## What this task involves:
Identify, in the records below, every line where the string "Early" appears, and copy each such line.

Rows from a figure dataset
** Start **

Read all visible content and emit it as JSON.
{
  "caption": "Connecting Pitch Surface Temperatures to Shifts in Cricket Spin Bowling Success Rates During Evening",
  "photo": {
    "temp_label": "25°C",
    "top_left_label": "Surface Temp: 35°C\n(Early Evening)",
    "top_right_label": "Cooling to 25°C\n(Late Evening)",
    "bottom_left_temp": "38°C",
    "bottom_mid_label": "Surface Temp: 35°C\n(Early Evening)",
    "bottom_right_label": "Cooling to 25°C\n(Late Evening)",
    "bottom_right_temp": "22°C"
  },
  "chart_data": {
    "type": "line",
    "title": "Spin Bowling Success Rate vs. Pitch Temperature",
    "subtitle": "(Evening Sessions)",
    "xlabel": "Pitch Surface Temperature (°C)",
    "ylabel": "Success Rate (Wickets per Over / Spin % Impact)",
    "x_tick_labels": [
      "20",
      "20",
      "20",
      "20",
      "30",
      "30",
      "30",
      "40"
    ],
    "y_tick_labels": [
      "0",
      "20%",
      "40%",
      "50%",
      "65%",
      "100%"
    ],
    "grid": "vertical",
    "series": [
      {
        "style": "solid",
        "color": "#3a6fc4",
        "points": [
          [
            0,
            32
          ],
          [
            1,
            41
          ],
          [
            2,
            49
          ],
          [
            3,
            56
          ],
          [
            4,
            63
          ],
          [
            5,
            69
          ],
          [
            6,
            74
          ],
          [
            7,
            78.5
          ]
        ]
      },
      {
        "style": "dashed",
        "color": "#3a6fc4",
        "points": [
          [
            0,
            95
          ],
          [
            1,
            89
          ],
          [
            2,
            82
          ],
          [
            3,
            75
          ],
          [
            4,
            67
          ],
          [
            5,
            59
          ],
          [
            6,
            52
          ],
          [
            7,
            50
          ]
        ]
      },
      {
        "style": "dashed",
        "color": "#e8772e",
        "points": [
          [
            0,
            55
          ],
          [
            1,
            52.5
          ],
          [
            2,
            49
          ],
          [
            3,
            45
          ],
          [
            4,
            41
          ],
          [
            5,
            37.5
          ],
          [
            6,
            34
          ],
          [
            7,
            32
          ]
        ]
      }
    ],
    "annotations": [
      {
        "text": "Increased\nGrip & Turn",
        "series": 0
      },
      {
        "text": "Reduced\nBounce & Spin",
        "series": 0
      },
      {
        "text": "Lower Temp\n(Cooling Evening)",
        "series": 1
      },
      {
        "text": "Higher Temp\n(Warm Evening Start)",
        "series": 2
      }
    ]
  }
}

** End **

## Finished answer:
    "top_left_label": "Surface Temp: 35°C\n(Early Evening)",
    "bottom_mid_label": "Surface Temp: 35°C\n(Early Evening)",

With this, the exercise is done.